— start Reading passage —

5 Ways to Prevent a Runaway Mind After Getting Bad News
When you get bad news how long does it take for you to get past it?
A few days? Hours? Minutes?
Years ago, if I got bad news it would have a negative effect on my mood for days. It was impossible for me to see past the pain and sadness of bad news. After decades of living like this, I got tired. Every time something unexpected happened I felt like I was drowning. I had to do something different.
So, for the last few years, I searched for answers. With every extra moment I had. I read, watched interviews, meditated. I did it all. I was specifically searching for insight into how people made it through tough situations. Whether the interviewer was famous or not, the common response was they “changed their perspective” or “shifted their mindset”.
But what does that really mean? And, how could I change my perspective?
It took me a long time to even begin to figure this out. When I say long, I really mean long. I just didn’t get it. But I kept searching for something new. A new way of presenting this idea. Eventually, it came. I had a small breakthrough and it was totally a vomit-inducing cliché moment.
My job was sucking the soul out of me. So every chance I got, I went outside for fresh air, sunlight, and walking. This particular day was really bad. I didn’t want anyone to speak to me. I struggled through the office standard 1 o’clock lunch hour because I didn’t want to have lunch time chatter. The hunger pangs I was having were insane, but the mere thought of having to deal with certain people’s conversation was worse. As the lunchroom began to clear out, I went out for lunch.

— end Reading passage —
— start Given data —

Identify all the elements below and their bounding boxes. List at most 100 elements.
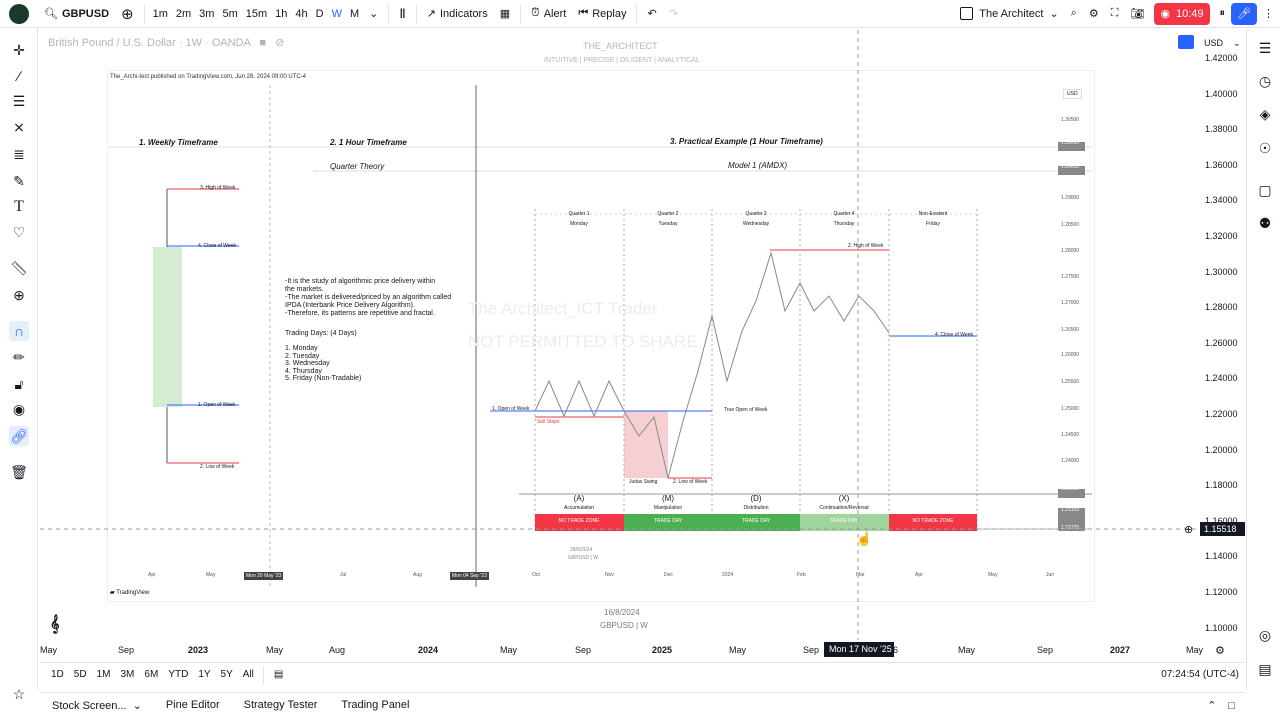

— end Given data —

:: Tasks to complete ::
(a) Set down word for word the part of the essay on getting past bad news that opens with the words containing "5 Ways to Prevent" and closes with "do something different.".
(b) Answer these questions from the essay on getting past bad news:
(i) Years ago, how long would bad news affect the writer's mood?
(ii) What was the common response given in the interviews about making it through tough situations?
(iii) At what time was the office's standard lunch hour?
(c) Translate this sentence from the essay on getting past bad news into Spanish: "It was impossible for me to see past the pain and sadness of bad news."

:: Completed exercise ::
(a)
5 Ways to Prevent a Runaway Mind After Getting Bad News
When you get bad news how long does it take for you to get past it?
A few days? Hours? Minutes?
Years ago, if I got bad news it would have a negative effect on my mood for days. It was impossible for me to see past the pain and sadness of bad news. After decades of living like this, I got tired. Every time something unexpected happened I felt like I was drowning. I had to do something different.

(b)
(i) For days.
(ii) That they "changed their perspective" or "shifted their mindset."
(iii) 1 o'clock.

(c) Me resultaba imposible ver más allá del dolor y la tristeza de las malas noticias.